RECORD EXCERPTS:
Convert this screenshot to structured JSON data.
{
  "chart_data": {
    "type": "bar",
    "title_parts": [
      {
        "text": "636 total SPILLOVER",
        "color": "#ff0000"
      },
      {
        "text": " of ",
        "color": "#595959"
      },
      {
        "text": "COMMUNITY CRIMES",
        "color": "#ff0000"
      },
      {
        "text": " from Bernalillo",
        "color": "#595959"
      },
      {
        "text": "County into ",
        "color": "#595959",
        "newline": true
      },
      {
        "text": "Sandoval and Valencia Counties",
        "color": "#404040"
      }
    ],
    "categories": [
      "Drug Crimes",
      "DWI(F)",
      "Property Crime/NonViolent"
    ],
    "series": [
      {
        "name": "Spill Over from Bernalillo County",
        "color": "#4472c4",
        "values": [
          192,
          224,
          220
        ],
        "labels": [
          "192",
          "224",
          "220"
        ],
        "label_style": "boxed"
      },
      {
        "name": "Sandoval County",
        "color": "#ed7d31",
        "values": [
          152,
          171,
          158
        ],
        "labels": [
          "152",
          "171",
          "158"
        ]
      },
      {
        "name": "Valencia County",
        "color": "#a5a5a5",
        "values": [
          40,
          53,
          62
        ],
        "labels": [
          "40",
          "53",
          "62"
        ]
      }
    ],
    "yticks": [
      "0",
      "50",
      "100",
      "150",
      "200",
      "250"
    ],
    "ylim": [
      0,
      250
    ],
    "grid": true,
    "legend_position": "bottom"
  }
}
* * *
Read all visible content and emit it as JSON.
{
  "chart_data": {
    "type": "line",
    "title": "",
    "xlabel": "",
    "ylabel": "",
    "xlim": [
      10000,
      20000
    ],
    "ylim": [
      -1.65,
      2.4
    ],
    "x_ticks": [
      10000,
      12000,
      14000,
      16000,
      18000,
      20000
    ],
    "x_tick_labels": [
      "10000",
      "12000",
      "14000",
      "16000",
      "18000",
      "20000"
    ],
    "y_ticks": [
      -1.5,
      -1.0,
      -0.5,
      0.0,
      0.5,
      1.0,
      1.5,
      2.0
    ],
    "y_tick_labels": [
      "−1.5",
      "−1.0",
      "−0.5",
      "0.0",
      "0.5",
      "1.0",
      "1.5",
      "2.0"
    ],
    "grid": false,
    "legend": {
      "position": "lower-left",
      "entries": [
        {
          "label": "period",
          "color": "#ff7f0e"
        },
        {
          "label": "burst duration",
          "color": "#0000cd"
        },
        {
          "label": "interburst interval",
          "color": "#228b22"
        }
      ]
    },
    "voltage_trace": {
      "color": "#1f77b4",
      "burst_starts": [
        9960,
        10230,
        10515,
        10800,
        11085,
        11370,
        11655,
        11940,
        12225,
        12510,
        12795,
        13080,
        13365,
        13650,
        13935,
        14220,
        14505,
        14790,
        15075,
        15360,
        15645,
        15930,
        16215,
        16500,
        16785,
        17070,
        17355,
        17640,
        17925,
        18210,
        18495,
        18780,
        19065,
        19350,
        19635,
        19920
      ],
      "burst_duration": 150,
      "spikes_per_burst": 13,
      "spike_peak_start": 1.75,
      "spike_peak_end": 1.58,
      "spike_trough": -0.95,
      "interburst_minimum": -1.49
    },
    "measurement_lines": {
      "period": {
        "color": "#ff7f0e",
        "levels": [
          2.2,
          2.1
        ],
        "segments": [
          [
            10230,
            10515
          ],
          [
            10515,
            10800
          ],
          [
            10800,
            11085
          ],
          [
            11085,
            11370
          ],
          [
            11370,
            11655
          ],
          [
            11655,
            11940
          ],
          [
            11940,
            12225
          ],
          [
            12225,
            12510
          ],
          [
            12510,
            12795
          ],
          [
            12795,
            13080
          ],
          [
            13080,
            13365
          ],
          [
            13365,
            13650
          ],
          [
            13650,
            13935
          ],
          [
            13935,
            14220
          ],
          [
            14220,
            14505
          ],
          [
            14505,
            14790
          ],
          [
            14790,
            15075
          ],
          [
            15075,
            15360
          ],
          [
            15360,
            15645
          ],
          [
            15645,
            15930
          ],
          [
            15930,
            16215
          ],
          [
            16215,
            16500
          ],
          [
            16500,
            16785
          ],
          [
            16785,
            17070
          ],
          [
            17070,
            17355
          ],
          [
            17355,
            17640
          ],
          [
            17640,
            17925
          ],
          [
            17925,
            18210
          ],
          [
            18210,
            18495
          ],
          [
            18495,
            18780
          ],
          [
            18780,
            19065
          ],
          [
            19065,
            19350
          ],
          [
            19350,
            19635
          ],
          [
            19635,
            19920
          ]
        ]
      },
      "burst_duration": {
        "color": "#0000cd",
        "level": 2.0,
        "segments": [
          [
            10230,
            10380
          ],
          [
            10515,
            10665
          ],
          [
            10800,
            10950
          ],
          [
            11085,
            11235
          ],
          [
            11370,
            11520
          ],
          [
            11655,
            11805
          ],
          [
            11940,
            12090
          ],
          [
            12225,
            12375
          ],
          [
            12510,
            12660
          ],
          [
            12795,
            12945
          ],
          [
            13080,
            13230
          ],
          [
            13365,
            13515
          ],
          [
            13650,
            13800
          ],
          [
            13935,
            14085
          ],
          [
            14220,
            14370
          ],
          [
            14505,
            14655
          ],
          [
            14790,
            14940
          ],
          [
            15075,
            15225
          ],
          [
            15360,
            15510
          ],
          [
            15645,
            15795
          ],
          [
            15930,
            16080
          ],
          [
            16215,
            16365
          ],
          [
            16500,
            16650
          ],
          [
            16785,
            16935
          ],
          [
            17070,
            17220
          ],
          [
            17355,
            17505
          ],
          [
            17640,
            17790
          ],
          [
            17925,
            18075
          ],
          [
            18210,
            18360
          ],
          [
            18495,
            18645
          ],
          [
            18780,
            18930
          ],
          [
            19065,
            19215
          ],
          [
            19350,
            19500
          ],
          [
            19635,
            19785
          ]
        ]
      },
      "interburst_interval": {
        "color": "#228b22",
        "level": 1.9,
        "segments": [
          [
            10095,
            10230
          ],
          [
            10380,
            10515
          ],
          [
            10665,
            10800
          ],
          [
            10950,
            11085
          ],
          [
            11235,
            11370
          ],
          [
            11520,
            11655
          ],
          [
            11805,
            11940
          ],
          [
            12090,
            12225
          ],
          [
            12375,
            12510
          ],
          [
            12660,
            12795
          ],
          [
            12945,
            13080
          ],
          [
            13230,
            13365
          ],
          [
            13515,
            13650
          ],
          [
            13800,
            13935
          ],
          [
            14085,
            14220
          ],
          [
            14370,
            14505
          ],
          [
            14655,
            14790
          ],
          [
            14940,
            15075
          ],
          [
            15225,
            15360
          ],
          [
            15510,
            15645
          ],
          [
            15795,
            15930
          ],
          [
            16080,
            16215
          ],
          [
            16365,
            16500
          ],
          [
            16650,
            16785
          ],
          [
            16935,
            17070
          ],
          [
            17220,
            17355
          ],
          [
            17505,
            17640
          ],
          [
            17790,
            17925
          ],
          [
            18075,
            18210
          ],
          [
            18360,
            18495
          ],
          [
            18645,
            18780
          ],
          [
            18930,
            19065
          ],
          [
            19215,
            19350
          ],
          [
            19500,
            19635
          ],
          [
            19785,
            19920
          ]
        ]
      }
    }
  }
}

EXERCISE: Copy out every line of the material above that mentions the word "Sandoval".

ANSWER TO THE EXERCISE:
        "text": "Sandoval and Valencia Counties",
        "name": "Sandoval County",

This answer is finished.